[Extracted records]
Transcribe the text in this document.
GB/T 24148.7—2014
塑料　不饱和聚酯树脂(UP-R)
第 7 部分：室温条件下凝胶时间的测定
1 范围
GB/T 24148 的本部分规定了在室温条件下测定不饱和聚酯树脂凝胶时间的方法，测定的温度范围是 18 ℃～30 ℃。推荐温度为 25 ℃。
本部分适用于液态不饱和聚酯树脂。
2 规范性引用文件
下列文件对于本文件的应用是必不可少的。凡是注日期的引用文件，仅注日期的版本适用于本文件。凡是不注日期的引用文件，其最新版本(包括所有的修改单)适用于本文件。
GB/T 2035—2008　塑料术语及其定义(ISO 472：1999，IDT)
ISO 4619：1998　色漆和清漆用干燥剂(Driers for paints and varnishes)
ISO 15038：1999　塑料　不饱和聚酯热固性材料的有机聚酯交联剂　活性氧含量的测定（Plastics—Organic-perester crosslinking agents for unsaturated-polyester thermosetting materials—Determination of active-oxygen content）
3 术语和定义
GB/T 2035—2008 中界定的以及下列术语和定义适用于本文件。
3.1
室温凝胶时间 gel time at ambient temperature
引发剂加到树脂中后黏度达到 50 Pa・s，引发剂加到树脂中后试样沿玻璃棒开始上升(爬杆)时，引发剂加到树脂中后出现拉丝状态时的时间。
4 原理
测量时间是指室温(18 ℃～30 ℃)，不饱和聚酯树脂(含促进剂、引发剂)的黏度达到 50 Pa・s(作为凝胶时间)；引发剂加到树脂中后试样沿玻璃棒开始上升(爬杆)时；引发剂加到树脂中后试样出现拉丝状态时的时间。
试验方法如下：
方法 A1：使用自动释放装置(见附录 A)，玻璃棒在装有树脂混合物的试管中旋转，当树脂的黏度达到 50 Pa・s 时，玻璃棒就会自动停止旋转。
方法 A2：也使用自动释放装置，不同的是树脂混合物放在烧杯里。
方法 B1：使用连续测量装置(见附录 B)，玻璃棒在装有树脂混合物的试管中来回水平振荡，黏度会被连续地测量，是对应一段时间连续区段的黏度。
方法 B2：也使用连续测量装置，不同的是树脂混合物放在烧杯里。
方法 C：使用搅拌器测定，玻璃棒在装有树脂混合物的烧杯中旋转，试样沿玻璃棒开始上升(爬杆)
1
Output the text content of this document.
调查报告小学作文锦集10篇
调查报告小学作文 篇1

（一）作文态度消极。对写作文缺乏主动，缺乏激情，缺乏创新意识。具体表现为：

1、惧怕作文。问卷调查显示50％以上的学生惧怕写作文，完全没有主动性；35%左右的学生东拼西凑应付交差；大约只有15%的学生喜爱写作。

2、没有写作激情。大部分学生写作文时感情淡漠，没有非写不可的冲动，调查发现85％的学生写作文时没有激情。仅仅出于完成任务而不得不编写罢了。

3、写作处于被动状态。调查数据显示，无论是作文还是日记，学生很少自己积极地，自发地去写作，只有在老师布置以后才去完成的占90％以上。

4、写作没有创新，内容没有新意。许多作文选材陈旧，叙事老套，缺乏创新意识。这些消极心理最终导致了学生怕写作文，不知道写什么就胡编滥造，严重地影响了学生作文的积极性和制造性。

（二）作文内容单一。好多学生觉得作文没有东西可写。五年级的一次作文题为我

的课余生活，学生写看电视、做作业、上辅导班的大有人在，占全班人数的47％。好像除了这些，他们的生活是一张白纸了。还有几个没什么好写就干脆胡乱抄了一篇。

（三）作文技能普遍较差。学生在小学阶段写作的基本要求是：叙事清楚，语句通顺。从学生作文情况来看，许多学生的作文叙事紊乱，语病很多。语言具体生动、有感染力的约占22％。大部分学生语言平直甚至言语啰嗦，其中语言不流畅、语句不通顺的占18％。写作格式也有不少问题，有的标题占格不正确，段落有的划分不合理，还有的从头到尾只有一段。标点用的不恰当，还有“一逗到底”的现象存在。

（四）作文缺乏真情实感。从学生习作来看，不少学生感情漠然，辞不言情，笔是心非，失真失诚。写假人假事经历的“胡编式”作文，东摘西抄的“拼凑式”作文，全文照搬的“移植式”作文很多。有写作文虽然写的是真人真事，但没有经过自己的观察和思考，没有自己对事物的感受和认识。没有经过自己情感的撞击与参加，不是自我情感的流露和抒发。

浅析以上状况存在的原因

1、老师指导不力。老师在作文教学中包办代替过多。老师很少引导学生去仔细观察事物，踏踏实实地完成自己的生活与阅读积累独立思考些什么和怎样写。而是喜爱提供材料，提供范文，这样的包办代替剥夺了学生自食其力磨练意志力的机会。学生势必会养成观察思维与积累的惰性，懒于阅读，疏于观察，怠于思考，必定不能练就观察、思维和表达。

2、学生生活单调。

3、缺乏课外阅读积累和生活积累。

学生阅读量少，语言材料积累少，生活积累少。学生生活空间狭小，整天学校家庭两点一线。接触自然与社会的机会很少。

§ **Work to complete**: Exactly as written above, please repeat the entries.

§ **Result below**:
Transcribe the text in this document.
GB/T 24148.7—2014
塑料　不饱和聚酯树脂(UP-R)
第 7 部分：室温条件下凝胶时间的测定
1 范围
GB/T 24148 的本部分规定了在室温条件下测定不饱和聚酯树脂凝胶时间的方法，测定的温度范围是 18 ℃～30 ℃。推荐温度为 25 ℃。
本部分适用于液态不饱和聚酯树脂。
2 规范性引用文件
下列文件对于本文件的应用是必不可少的。凡是注日期的引用文件，仅注日期的版本适用于本文件。凡是不注日期的引用文件，其最新版本(包括所有的修改单)适用于本文件。
GB/T 2035—2008　塑料术语及其定义(ISO 472：1999，IDT)
ISO 4619：1998　色漆和清漆用干燥剂(Driers for paints and varnishes)
ISO 15038：1999　塑料　不饱和聚酯热固性材料的有机聚酯交联剂　活性氧含量的测定（Plastics—Organic-perester crosslinking agents for unsaturated-polyester thermosetting materials—Determination of active-oxygen content）
3 术语和定义
GB/T 2035—2008 中界定的以及下列术语和定义适用于本文件。
3.1
室温凝胶时间 gel time at ambient temperature
引发剂加到树脂中后黏度达到 50 Pa・s，引发剂加到树脂中后试样沿玻璃棒开始上升(爬杆)时，引发剂加到树脂中后出现拉丝状态时的时间。
4 原理
测量时间是指室温(18 ℃～30 ℃)，不饱和聚酯树脂(含促进剂、引发剂)的黏度达到 50 Pa・s(作为凝胶时间)；引发剂加到树脂中后试样沿玻璃棒开始上升(爬杆)时；引发剂加到树脂中后试样出现拉丝状态时的时间。
试验方法如下：
方法 A1：使用自动释放装置(见附录 A)，玻璃棒在装有树脂混合物的试管中旋转，当树脂的黏度达到 50 Pa・s 时，玻璃棒就会自动停止旋转。
方法 A2：也使用自动释放装置，不同的是树脂混合物放在烧杯里。
方法 B1：使用连续测量装置(见附录 B)，玻璃棒在装有树脂混合物的试管中来回水平振荡，黏度会被连续地测量，是对应一段时间连续区段的黏度。
方法 B2：也使用连续测量装置，不同的是树脂混合物放在烧杯里。
方法 C：使用搅拌器测定，玻璃棒在装有树脂混合物的烧杯中旋转，试样沿玻璃棒开始上升(爬杆)
1
Output the text content of this document.
调查报告小学作文锦集10篇
调查报告小学作文 篇1

（一）作文态度消极。对写作文缺乏主动，缺乏激情，缺乏创新意识。具体表现为：

1、惧怕作文。问卷调查显示50％以上的学生惧怕写作文，完全没有主动性；35%左右的学生东拼西凑应付交差；大约只有15%的学生喜爱写作。

2、没有写作激情。大部分学生写作文时感情淡漠，没有非写不可的冲动，调查发现85％的学生写作文时没有激情。仅仅出于完成任务而不得不编写罢了。

3、写作处于被动状态。调查数据显示，无论是作文还是日记，学生很少自己积极地，自发地去写作，只有在老师布置以后才去完成的占90％以上。

4、写作没有创新，内容没有新意。许多作文选材陈旧，叙事老套，缺乏创新意识。这些消极心理最终导致了学生怕写作文，不知道写什么就胡编滥造，严重地影响了学生作文的积极性和制造性。

（二）作文内容单一。好多学生觉得作文没有东西可写。五年级的一次作文题为我

的课余生活，学生写看电视、做作业、上辅导班的大有人在，占全班人数的47％。好像除了这些，他们的生活是一张白纸了。还有几个没什么好写就干脆胡乱抄了一篇。

（三）作文技能普遍较差。学生在小学阶段写作的基本要求是：叙事清楚，语句通顺。从学生作文情况来看，许多学生的作文叙事紊乱，语病很多。语言具体生动、有感染力的约占22％。大部分学生语言平直甚至言语啰嗦，其中语言不流畅、语句不通顺的占18％。写作格式也有不少问题，有的标题占格不正确，段落有的划分不合理，还有的从头到尾只有一段。标点用的不恰当，还有“一逗到底”的现象存在。

（四）作文缺乏真情实感。从学生习作来看，不少学生感情漠然，辞不言情，笔是心非，失真失诚。写假人假事经历的“胡编式”作文，东摘西抄的“拼凑式”作文，全文照搬的“移植式”作文很多。有写作文虽然写的是真人真事，但没有经过自己的观察和思考，没有自己对事物的感受和认识。没有经过自己情感的撞击与参加，不是自我情感的流露和抒发。

浅析以上状况存在的原因

1、老师指导不力。老师在作文教学中包办代替过多。老师很少引导学生去仔细观察事物，踏踏实实地完成自己的生活与阅读积累独立思考些什么和怎样写。而是喜爱提供材料，提供范文，这样的包办代替剥夺了学生自食其力磨练意志力的机会。学生势必会养成观察思维与积累的惰性，懒于阅读，疏于观察，怠于思考，必定不能练就观察、思维和表达。

2、学生生活单调。

3、缺乏课外阅读积累和生活积累。

学生阅读量少，语言材料积累少，生活积累少。学生生活空间狭小，整天学校家庭两点一线。接触自然与社会的机会很少。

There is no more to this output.